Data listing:

────────────────────────────────────────

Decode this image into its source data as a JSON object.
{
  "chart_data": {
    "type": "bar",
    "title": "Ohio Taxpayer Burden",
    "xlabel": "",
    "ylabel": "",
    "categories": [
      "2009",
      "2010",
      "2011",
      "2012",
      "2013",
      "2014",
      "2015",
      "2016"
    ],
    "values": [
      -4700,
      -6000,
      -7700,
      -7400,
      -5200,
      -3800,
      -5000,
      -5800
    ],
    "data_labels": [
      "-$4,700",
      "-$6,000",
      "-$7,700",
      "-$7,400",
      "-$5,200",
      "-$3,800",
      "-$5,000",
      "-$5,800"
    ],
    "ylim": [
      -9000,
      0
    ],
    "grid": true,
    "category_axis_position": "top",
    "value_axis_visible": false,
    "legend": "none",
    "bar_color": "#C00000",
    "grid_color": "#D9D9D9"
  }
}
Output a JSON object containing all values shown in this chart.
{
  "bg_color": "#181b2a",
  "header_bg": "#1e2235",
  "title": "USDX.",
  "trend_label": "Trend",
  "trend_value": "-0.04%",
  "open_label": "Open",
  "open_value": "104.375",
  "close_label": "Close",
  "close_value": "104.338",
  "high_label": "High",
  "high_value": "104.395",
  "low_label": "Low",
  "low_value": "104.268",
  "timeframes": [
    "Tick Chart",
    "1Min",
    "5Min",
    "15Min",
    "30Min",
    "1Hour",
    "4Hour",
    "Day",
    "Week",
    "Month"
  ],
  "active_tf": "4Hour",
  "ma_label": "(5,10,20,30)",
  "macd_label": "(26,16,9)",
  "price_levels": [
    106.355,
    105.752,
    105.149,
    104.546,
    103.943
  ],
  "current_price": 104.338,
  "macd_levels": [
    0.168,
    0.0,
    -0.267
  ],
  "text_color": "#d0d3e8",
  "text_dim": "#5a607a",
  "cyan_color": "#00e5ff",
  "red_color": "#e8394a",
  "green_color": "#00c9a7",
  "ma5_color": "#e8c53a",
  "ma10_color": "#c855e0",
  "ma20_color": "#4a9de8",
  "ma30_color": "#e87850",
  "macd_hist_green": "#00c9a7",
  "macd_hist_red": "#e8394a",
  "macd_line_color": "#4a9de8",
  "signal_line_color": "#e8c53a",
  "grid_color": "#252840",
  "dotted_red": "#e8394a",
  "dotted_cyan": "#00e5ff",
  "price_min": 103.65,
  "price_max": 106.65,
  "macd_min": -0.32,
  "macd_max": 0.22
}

────────────────────────────────────────

◆ **Your instructions**: Repeat the records above in full, character for character.

◆ **Problem solution**:
Decode this image into its source data as a JSON object.
{
  "chart_data": {
    "type": "bar",
    "title": "Ohio Taxpayer Burden",
    "xlabel": "",
    "ylabel": "",
    "categories": [
      "2009",
      "2010",
      "2011",
      "2012",
      "2013",
      "2014",
      "2015",
      "2016"
    ],
    "values": [
      -4700,
      -6000,
      -7700,
      -7400,
      -5200,
      -3800,
      -5000,
      -5800
    ],
    "data_labels": [
      "-$4,700",
      "-$6,000",
      "-$7,700",
      "-$7,400",
      "-$5,200",
      "-$3,800",
      "-$5,000",
      "-$5,800"
    ],
    "ylim": [
      -9000,
      0
    ],
    "grid": true,
    "category_axis_position": "top",
    "value_axis_visible": false,
    "legend": "none",
    "bar_color": "#C00000",
    "grid_color": "#D9D9D9"
  }
}
Output a JSON object containing all values shown in this chart.
{
  "bg_color": "#181b2a",
  "header_bg": "#1e2235",
  "title": "USDX.",
  "trend_label": "Trend",
  "trend_value": "-0.04%",
  "open_label": "Open",
  "open_value": "104.375",
  "close_label": "Close",
  "close_value": "104.338",
  "high_label": "High",
  "high_value": "104.395",
  "low_label": "Low",
  "low_value": "104.268",
  "timeframes": [
    "Tick Chart",
    "1Min",
    "5Min",
    "15Min",
    "30Min",
    "1Hour",
    "4Hour",
    "Day",
    "Week",
    "Month"
  ],
  "active_tf": "4Hour",
  "ma_label": "(5,10,20,30)",
  "macd_label": "(26,16,9)",
  "price_levels": [
    106.355,
    105.752,
    105.149,
    104.546,
    103.943
  ],
  "current_price": 104.338,
  "macd_levels": [
    0.168,
    0.0,
    -0.267
  ],
  "text_color": "#d0d3e8",
  "text_dim": "#5a607a",
  "cyan_color": "#00e5ff",
  "red_color": "#e8394a",
  "green_color": "#00c9a7",
  "ma5_color": "#e8c53a",
  "ma10_color": "#c855e0",
  "ma20_color": "#4a9de8",
  "ma30_color": "#e87850",
  "macd_hist_green": "#00c9a7",
  "macd_hist_red": "#e8394a",
  "macd_line_color": "#4a9de8",
  "signal_line_color": "#e8c53a",
  "grid_color": "#252840",
  "dotted_red": "#e8394a",
  "dotted_cyan": "#00e5ff",
  "price_min": 103.65,
  "price_max": 106.65,
  "macd_min": -0.32,
  "macd_max": 0.22
}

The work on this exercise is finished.